Stated goal: Each entry below is to be transcribed exactly.

(Part of a data file)
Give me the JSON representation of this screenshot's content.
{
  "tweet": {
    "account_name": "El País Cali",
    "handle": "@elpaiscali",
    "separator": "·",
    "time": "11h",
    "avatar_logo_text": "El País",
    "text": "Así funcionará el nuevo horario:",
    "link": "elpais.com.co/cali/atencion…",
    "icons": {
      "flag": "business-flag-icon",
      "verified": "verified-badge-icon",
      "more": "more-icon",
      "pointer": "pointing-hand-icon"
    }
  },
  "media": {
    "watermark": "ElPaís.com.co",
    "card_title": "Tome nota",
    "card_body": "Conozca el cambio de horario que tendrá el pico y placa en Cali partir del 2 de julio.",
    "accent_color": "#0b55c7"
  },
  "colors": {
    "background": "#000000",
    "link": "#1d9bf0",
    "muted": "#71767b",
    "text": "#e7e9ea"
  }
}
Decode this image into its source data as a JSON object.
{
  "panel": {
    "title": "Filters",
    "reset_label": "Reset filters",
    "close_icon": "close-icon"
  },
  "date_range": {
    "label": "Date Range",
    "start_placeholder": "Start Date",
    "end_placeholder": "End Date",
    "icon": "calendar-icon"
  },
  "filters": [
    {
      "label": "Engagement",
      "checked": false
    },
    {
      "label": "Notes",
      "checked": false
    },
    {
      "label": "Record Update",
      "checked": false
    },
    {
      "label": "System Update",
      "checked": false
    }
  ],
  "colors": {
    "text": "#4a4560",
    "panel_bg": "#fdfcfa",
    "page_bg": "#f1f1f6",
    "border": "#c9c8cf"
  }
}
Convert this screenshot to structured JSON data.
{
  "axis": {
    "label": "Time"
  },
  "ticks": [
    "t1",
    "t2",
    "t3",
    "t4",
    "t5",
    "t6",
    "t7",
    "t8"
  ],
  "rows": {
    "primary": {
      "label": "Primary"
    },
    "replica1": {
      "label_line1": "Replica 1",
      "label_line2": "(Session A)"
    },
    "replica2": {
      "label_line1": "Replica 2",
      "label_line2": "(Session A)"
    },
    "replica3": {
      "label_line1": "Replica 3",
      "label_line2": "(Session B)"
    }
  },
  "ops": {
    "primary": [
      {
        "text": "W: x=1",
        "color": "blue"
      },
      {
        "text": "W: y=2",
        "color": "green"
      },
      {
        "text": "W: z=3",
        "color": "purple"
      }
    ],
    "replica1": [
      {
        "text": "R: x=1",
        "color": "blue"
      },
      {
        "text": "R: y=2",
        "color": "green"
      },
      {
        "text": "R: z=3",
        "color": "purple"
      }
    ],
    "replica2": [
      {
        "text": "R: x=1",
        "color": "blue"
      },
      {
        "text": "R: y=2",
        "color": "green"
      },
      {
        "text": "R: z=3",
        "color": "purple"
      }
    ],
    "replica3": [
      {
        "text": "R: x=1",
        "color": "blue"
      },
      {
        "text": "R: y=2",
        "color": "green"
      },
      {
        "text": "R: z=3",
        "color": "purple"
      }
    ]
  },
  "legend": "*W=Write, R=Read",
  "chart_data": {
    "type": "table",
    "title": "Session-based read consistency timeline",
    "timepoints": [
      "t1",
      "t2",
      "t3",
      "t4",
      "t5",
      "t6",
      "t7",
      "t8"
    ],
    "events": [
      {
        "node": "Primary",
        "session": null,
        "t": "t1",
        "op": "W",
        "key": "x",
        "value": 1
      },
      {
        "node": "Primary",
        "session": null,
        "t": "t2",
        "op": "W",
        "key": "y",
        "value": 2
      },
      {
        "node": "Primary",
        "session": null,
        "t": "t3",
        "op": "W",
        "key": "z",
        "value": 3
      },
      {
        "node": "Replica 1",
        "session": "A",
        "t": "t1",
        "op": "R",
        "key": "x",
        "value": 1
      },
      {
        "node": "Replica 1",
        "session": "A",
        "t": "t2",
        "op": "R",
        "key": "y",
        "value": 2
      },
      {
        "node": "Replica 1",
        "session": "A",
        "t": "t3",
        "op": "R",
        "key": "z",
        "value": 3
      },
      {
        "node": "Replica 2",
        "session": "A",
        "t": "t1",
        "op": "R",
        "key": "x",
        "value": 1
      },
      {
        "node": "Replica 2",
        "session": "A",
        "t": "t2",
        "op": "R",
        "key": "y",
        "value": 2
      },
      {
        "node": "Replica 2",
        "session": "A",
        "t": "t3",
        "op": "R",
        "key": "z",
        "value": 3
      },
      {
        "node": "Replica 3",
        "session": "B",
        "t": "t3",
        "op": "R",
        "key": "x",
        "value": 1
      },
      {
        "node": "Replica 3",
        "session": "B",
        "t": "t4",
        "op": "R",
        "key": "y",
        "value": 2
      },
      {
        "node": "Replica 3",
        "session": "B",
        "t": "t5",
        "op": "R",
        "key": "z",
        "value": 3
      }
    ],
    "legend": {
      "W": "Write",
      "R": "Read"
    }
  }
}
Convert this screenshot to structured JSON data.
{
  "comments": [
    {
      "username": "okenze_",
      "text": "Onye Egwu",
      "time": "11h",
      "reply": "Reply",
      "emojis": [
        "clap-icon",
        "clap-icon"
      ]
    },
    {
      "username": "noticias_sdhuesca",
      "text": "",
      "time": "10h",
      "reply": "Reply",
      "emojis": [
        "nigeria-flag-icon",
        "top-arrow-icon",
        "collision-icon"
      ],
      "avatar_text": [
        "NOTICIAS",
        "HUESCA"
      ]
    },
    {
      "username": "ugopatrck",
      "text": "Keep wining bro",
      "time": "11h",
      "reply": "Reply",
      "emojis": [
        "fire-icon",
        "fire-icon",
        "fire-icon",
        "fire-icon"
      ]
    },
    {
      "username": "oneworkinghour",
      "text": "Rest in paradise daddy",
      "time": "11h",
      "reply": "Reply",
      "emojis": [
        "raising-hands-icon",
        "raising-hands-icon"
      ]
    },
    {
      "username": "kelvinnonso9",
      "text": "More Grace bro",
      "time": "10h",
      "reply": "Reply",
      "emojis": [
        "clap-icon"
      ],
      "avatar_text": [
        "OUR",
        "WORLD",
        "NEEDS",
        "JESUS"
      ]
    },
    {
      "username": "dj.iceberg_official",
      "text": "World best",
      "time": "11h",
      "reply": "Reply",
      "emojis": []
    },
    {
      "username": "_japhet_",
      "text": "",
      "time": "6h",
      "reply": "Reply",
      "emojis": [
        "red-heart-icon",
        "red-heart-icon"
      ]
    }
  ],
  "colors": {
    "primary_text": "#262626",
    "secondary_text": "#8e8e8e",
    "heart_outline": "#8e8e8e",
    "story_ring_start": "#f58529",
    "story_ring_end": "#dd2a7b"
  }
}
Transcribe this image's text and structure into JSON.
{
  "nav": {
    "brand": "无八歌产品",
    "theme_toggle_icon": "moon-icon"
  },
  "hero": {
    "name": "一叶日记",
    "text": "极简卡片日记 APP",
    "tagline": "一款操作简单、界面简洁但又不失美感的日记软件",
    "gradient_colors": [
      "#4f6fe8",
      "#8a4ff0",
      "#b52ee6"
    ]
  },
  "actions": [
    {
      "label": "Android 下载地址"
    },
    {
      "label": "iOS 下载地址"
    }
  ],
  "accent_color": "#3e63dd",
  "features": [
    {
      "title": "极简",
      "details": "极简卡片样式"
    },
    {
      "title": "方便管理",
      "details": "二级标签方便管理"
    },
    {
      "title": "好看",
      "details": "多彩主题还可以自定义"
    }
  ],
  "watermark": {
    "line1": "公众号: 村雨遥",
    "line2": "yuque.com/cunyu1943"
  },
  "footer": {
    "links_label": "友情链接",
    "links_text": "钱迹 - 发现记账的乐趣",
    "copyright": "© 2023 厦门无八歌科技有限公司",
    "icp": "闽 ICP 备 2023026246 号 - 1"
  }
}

Worked solution:
Give me the JSON representation of this screenshot's content.
{
  "tweet": {
    "account_name": "El País Cali",
    "handle": "@elpaiscali",
    "separator": "·",
    "time": "11h",
    "avatar_logo_text": "El País",
    "text": "Así funcionará el nuevo horario:",
    "link": "elpais.com.co/cali/atencion…",
    "icons": {
      "flag": "business-flag-icon",
      "verified": "verified-badge-icon",
      "more": "more-icon",
      "pointer": "pointing-hand-icon"
    }
  },
  "media": {
    "watermark": "ElPaís.com.co",
    "card_title": "Tome nota",
    "card_body": "Conozca el cambio de horario que tendrá el pico y placa en Cali partir del 2 de julio.",
    "accent_color": "#0b55c7"
  },
  "colors": {
    "background": "#000000",
    "link": "#1d9bf0",
    "muted": "#71767b",
    "text": "#e7e9ea"
  }
}
Decode this image into its source data as a JSON object.
{
  "panel": {
    "title": "Filters",
    "reset_label": "Reset filters",
    "close_icon": "close-icon"
  },
  "date_range": {
    "label": "Date Range",
    "start_placeholder": "Start Date",
    "end_placeholder": "End Date",
    "icon": "calendar-icon"
  },
  "filters": [
    {
      "label": "Engagement",
      "checked": false
    },
    {
      "label": "Notes",
      "checked": false
    },
    {
      "label": "Record Update",
      "checked": false
    },
    {
      "label": "System Update",
      "checked": false
    }
  ],
  "colors": {
    "text": "#4a4560",
    "panel_bg": "#fdfcfa",
    "page_bg": "#f1f1f6",
    "border": "#c9c8cf"
  }
}
Convert this screenshot to structured JSON data.
{
  "axis": {
    "label": "Time"
  },
  "ticks": [
    "t1",
    "t2",
    "t3",
    "t4",
    "t5",
    "t6",
    "t7",
    "t8"
  ],
  "rows": {
    "primary": {
      "label": "Primary"
    },
    "replica1": {
      "label_line1": "Replica 1",
      "label_line2": "(Session A)"
    },
    "replica2": {
      "label_line1": "Replica 2",
      "label_line2": "(Session A)"
    },
    "replica3": {
      "label_line1": "Replica 3",
      "label_line2": "(Session B)"
    }
  },
  "ops": {
    "primary": [
      {
        "text": "W: x=1",
        "color": "blue"
      },
      {
        "text": "W: y=2",
        "color": "green"
      },
      {
        "text": "W: z=3",
        "color": "purple"
      }
    ],
    "replica1": [
      {
        "text": "R: x=1",
        "color": "blue"
      },
      {
        "text": "R: y=2",
        "color": "green"
      },
      {
        "text": "R: z=3",
        "color": "purple"
      }
    ],
    "replica2": [
      {
        "text": "R: x=1",
        "color": "blue"
      },
      {
        "text": "R: y=2",
        "color": "green"
      },
      {
        "text": "R: z=3",
        "color": "purple"
      }
    ],
    "replica3": [
      {
        "text": "R: x=1",
        "color": "blue"
      },
      {
        "text": "R: y=2",
        "color": "green"
      },
      {
        "text": "R: z=3",
        "color": "purple"
      }
    ]
  },
  "legend": "*W=Write, R=Read",
  "chart_data": {
    "type": "table",
    "title": "Session-based read consistency timeline",
    "timepoints": [
      "t1",
      "t2",
      "t3",
      "t4",
      "t5",
      "t6",
      "t7",
      "t8"
    ],
    "events": [
      {
        "node": "Primary",
        "session": null,
        "t": "t1",
        "op": "W",
        "key": "x",
        "value": 1
      },
      {
        "node": "Primary",
        "session": null,
        "t": "t2",
        "op": "W",
        "key": "y",
        "value": 2
      },
      {
        "node": "Primary",
        "session": null,
        "t": "t3",
        "op": "W",
        "key": "z",
        "value": 3
      },
      {
        "node": "Replica 1",
        "session": "A",
        "t": "t1",
        "op": "R",
        "key": "x",
        "value": 1
      },
      {
        "node": "Replica 1",
        "session": "A",
        "t": "t2",
        "op": "R",
        "key": "y",
        "value": 2
      },
      {
        "node": "Replica 1",
        "session": "A",
        "t": "t3",
        "op": "R",
        "key": "z",
        "value": 3
      },
      {
        "node": "Replica 2",
        "session": "A",
        "t": "t1",
        "op": "R",
        "key": "x",
        "value": 1
      },
      {
        "node": "Replica 2",
        "session": "A",
        "t": "t2",
        "op": "R",
        "key": "y",
        "value": 2
      },
      {
        "node": "Replica 2",
        "session": "A",
        "t": "t3",
        "op": "R",
        "key": "z",
        "value": 3
      },
      {
        "node": "Replica 3",
        "session": "B",
        "t": "t3",
        "op": "R",
        "key": "x",
        "value": 1
      },
      {
        "node": "Replica 3",
        "session": "B",
        "t": "t4",
        "op": "R",
        "key": "y",
        "value": 2
      },
      {
        "node": "Replica 3",
        "session": "B",
        "t": "t5",
        "op": "R",
        "key": "z",
        "value": 3
      }
    ],
    "legend": {
      "W": "Write",
      "R": "Read"
    }
  }
}
Convert this screenshot to structured JSON data.
{
  "comments": [
    {
      "username": "okenze_",
      "text": "Onye Egwu",
      "time": "11h",
      "reply": "Reply",
      "emojis": [
        "clap-icon",
        "clap-icon"
      ]
    },
    {
      "username": "noticias_sdhuesca",
      "text": "",
      "time": "10h",
      "reply": "Reply",
      "emojis": [
        "nigeria-flag-icon",
        "top-arrow-icon",
        "collision-icon"
      ],
      "avatar_text": [
        "NOTICIAS",
        "HUESCA"
      ]
    },
    {
      "username": "ugopatrck",
      "text": "Keep wining bro",
      "time": "11h",
      "reply": "Reply",
      "emojis": [
        "fire-icon",
        "fire-icon",
        "fire-icon",
        "fire-icon"
      ]
    },
    {
      "username": "oneworkinghour",
      "text": "Rest in paradise daddy",
      "time": "11h",
      "reply": "Reply",
      "emojis": [
        "raising-hands-icon",
        "raising-hands-icon"
      ]
    },
    {
      "username": "kelvinnonso9",
      "text": "More Grace bro",
      "time": "10h",
      "reply": "Reply",
      "emojis": [
        "clap-icon"
      ],
      "avatar_text": [
        "OUR",
        "WORLD",
        "NEEDS",
        "JESUS"
      ]
    },
    {
      "username": "dj.iceberg_official",
      "text": "World best",
      "time": "11h",
      "reply": "Reply",
      "emojis": []
    },
    {
      "username": "_japhet_",
      "text": "",
      "time": "6h",
      "reply": "Reply",
      "emojis": [
        "red-heart-icon",
        "red-heart-icon"
      ]
    }
  ],
  "colors": {
    "primary_text": "#262626",
    "secondary_text": "#8e8e8e",
    "heart_outline": "#8e8e8e",
    "story_ring_start": "#f58529",
    "story_ring_end": "#dd2a7b"
  }
}
Transcribe this image's text and structure into JSON.
{
  "nav": {
    "brand": "无八歌产品",
    "theme_toggle_icon": "moon-icon"
  },
  "hero": {
    "name": "一叶日记",
    "text": "极简卡片日记 APP",
    "tagline": "一款操作简单、界面简洁但又不失美感的日记软件",
    "gradient_colors": [
      "#4f6fe8",
      "#8a4ff0",
      "#b52ee6"
    ]
  },
  "actions": [
    {
      "label": "Android 下载地址"
    },
    {
      "label": "iOS 下载地址"
    }
  ],
  "accent_color": "#3e63dd",
  "features": [
    {
      "title": "极简",
      "details": "极简卡片样式"
    },
    {
      "title": "方便管理",
      "details": "二级标签方便管理"
    },
    {
      "title": "好看",
      "details": "多彩主题还可以自定义"
    }
  ],
  "watermark": {
    "line1": "公众号: 村雨遥",
    "line2": "yuque.com/cunyu1943"
  },
  "footer": {
    "links_label": "友情链接",
    "links_text": "钱迹 - 发现记账的乐趣",
    "copyright": "© 2023 厦门无八歌科技有限公司",
    "icp": "闽 ICP 备 2023026246 号 - 1"
  }
}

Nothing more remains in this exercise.